▸ What is asked:
Write out the entries verbatim and leave the images out of the copy.
**** Input material
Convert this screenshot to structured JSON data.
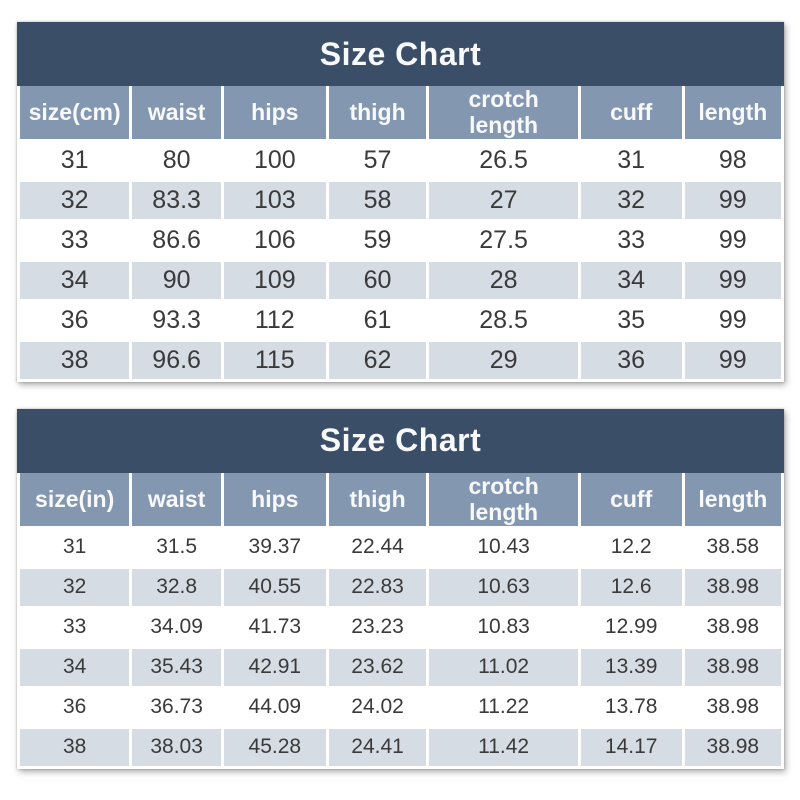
{
  "colors": {
    "title_bg": "#3A4E68",
    "header_bg": "#8497B0",
    "row_alt_bg": "#D6DCE4",
    "row_bg": "#FFFFFF",
    "header_text": "#F7F9FB",
    "cell_text": "#3A3A3A"
  },
  "chart_data": [
    {
      "type": "table",
      "title": "Size Chart",
      "unit": "cm",
      "columns": [
        "size(cm)",
        "waist",
        "hips",
        "thigh",
        "crotch length",
        "cuff",
        "length"
      ],
      "rows": [
        [
          "31",
          "80",
          "100",
          "57",
          "26.5",
          "31",
          "98"
        ],
        [
          "32",
          "83.3",
          "103",
          "58",
          "27",
          "32",
          "99"
        ],
        [
          "33",
          "86.6",
          "106",
          "59",
          "27.5",
          "33",
          "99"
        ],
        [
          "34",
          "90",
          "109",
          "60",
          "28",
          "34",
          "99"
        ],
        [
          "36",
          "93.3",
          "112",
          "61",
          "28.5",
          "35",
          "99"
        ],
        [
          "38",
          "96.6",
          "115",
          "62",
          "29",
          "36",
          "99"
        ]
      ]
    },
    {
      "type": "table",
      "title": "Size Chart",
      "unit": "in",
      "columns": [
        "size(in)",
        "waist",
        "hips",
        "thigh",
        "crotch length",
        "cuff",
        "length"
      ],
      "rows": [
        [
          "31",
          "31.5",
          "39.37",
          "22.44",
          "10.43",
          "12.2",
          "38.58"
        ],
        [
          "32",
          "32.8",
          "40.55",
          "22.83",
          "10.63",
          "12.6",
          "38.98"
        ],
        [
          "33",
          "34.09",
          "41.73",
          "23.23",
          "10.83",
          "12.99",
          "38.98"
        ],
        [
          "34",
          "35.43",
          "42.91",
          "23.62",
          "11.02",
          "13.39",
          "38.98"
        ],
        [
          "36",
          "36.73",
          "44.09",
          "24.02",
          "11.22",
          "13.78",
          "38.98"
        ],
        [
          "38",
          "38.03",
          "45.28",
          "24.41",
          "11.42",
          "14.17",
          "38.98"
        ]
      ]
    }
  ]
}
********
▸ Expected answer:
Convert this screenshot to structured JSON data.
{
  "colors": {
    "title_bg": "#3A4E68",
    "header_bg": "#8497B0",
    "row_alt_bg": "#D6DCE4",
    "row_bg": "#FFFFFF",
    "header_text": "#F7F9FB",
    "cell_text": "#3A3A3A"
  },
  "chart_data": [
    {
      "type": "table",
      "title": "Size Chart",
      "unit": "cm",
      "columns": [
        "size(cm)",
        "waist",
        "hips",
        "thigh",
        "crotch length",
        "cuff",
        "length"
      ],
      "rows": [
        [
          "31",
          "80",
          "100",
          "57",
          "26.5",
          "31",
          "98"
        ],
        [
          "32",
          "83.3",
          "103",
          "58",
          "27",
          "32",
          "99"
        ],
        [
          "33",
          "86.6",
          "106",
          "59",
          "27.5",
          "33",
          "99"
        ],
        [
          "34",
          "90",
          "109",
          "60",
          "28",
          "34",
          "99"
        ],
        [
          "36",
          "93.3",
          "112",
          "61",
          "28.5",
          "35",
          "99"
        ],
        [
          "38",
          "96.6",
          "115",
          "62",
          "29",
          "36",
          "99"
        ]
      ]
    },
    {
      "type": "table",
      "title": "Size Chart",
      "unit": "in",
      "columns": [
        "size(in)",
        "waist",
        "hips",
        "thigh",
        "crotch length",
        "cuff",
        "length"
      ],
      "rows": [
        [
          "31",
          "31.5",
          "39.37",
          "22.44",
          "10.43",
          "12.2",
          "38.58"
        ],
        [
          "32",
          "32.8",
          "40.55",
          "22.83",
          "10.63",
          "12.6",
          "38.98"
        ],
        [
          "33",
          "34.09",
          "41.73",
          "23.23",
          "10.83",
          "12.99",
          "38.98"
        ],
        [
          "34",
          "35.43",
          "42.91",
          "23.62",
          "11.02",
          "13.39",
          "38.98"
        ],
        [
          "36",
          "36.73",
          "44.09",
          "24.02",
          "11.22",
          "13.78",
          "38.98"
        ],
        [
          "38",
          "38.03",
          "45.28",
          "24.41",
          "11.42",
          "14.17",
          "38.98"
        ]
      ]
    }
  ]
}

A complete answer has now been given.